Start Extracted records

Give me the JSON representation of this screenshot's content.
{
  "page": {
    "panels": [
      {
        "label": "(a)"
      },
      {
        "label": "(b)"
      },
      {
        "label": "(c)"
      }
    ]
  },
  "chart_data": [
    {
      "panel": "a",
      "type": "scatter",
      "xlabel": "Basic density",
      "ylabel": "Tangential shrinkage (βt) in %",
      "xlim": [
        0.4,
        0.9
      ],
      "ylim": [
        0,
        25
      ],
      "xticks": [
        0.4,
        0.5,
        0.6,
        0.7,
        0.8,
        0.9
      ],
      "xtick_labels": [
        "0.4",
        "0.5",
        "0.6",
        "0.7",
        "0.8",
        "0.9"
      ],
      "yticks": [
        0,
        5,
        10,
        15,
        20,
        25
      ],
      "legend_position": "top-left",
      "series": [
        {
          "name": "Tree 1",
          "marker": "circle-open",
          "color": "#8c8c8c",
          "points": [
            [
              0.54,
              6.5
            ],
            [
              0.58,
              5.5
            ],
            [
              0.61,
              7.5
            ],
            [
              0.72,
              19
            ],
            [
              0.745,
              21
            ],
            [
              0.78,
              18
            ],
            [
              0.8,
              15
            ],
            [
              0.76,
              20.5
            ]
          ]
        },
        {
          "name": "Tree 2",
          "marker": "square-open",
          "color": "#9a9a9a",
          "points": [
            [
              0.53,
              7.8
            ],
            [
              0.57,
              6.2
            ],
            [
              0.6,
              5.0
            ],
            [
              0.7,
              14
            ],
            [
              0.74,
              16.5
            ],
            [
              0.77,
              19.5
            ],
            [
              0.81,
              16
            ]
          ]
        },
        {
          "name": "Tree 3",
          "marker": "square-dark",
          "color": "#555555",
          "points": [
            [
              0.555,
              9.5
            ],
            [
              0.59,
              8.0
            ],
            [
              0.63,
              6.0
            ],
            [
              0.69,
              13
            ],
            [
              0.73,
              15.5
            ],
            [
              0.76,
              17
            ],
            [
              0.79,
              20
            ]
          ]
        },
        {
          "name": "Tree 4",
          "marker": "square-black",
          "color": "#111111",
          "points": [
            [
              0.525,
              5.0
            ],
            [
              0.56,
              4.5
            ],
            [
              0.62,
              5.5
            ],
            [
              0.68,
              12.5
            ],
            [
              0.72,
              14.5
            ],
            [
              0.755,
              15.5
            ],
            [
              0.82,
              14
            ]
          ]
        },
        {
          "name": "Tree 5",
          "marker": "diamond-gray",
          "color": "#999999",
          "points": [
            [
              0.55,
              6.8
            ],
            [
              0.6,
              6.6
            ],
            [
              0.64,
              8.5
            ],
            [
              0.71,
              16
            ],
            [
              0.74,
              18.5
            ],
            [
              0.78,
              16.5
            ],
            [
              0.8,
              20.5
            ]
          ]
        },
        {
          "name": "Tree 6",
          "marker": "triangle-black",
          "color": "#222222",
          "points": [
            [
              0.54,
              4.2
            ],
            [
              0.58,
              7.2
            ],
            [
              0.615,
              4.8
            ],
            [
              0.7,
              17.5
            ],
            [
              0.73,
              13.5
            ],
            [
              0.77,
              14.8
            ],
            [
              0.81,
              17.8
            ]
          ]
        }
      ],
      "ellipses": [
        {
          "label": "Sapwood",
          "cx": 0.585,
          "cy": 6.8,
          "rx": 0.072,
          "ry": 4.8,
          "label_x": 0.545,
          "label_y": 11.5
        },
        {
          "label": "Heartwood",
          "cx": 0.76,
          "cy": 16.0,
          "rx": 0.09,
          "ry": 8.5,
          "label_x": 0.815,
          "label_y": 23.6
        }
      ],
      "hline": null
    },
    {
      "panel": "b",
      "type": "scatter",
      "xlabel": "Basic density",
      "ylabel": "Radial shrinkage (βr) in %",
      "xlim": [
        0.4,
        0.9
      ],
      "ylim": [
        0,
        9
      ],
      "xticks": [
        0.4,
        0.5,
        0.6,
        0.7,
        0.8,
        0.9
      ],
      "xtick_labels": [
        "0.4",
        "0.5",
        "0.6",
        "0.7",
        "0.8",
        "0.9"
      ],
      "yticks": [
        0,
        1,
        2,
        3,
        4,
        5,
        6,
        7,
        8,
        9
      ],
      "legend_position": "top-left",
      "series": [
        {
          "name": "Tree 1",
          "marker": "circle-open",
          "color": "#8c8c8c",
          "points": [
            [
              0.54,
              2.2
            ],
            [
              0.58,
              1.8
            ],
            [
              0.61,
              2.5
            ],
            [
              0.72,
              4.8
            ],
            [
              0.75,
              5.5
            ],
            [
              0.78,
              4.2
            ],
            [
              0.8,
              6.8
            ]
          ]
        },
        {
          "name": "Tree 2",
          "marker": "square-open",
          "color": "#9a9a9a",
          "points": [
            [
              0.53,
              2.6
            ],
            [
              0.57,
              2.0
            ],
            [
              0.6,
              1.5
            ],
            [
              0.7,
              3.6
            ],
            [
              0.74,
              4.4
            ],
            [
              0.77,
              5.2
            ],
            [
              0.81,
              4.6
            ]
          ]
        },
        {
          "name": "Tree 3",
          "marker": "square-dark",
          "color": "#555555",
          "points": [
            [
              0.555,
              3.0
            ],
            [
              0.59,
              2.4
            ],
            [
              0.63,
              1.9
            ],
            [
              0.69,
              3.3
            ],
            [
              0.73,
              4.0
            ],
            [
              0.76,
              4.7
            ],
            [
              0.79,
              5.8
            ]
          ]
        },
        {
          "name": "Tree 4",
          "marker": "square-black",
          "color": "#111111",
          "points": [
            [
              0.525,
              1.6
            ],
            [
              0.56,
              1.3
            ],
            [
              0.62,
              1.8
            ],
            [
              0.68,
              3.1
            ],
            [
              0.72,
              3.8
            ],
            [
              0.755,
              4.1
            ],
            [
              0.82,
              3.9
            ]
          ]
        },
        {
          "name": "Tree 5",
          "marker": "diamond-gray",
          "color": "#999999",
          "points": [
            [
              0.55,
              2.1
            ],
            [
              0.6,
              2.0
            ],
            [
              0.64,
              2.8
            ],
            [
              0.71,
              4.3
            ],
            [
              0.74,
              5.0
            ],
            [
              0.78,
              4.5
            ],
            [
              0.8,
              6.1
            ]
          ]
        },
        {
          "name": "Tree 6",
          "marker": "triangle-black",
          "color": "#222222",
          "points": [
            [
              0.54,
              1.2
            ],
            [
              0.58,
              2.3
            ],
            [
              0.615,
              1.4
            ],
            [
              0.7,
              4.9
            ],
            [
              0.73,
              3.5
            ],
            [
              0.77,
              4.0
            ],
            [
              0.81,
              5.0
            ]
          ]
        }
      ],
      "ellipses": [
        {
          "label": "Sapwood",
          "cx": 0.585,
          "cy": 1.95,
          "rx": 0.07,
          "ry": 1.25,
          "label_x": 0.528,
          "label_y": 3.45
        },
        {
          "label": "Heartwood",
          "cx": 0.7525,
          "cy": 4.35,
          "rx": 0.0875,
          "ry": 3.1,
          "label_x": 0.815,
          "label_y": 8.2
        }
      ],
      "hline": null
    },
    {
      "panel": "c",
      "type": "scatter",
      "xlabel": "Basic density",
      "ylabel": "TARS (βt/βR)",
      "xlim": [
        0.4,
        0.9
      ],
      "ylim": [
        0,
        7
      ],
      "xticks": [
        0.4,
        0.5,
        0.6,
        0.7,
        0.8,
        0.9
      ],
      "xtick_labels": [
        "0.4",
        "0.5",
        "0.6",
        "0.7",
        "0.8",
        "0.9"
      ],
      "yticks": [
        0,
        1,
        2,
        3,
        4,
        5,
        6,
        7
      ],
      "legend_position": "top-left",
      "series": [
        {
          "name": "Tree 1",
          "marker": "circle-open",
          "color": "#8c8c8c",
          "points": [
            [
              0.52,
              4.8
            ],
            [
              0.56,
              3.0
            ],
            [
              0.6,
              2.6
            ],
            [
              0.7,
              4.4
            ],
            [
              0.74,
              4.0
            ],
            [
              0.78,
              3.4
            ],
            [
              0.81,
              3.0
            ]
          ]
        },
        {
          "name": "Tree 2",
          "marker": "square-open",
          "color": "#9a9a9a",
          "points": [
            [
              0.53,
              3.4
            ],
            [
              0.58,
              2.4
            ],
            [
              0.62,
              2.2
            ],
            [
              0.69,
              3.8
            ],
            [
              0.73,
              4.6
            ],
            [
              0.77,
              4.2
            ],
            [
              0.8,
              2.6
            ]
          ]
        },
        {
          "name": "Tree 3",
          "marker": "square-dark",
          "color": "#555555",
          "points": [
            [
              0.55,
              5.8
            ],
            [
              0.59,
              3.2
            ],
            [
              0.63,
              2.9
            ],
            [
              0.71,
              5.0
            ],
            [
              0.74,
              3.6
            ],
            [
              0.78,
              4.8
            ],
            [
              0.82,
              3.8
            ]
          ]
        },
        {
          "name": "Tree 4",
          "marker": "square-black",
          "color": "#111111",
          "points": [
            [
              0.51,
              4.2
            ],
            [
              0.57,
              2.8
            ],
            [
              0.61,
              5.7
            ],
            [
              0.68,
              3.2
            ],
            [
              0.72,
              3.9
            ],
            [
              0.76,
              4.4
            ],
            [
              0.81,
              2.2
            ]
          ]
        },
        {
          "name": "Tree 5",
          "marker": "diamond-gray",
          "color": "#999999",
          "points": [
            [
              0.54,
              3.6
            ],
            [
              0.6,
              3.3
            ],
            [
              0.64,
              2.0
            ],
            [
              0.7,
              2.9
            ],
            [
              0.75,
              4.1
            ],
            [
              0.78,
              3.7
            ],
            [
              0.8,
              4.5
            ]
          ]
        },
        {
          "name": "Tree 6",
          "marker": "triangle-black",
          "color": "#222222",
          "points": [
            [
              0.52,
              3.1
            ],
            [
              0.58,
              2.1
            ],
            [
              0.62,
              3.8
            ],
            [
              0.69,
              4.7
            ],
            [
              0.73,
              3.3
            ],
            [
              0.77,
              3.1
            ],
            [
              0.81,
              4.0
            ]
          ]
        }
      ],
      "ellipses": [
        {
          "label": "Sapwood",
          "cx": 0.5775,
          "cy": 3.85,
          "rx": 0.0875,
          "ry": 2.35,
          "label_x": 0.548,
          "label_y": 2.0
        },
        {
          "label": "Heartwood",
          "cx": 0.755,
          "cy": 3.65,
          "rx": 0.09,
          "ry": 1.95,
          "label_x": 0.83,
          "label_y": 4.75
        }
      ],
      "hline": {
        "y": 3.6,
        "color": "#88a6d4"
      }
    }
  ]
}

End Extracted records

Take each line of the material that contains the word "shrinkage" and list it.

      "ylabel": "Tangential shrinkage (βt) in %",
      "ylabel": "Radial shrinkage (βr) in %",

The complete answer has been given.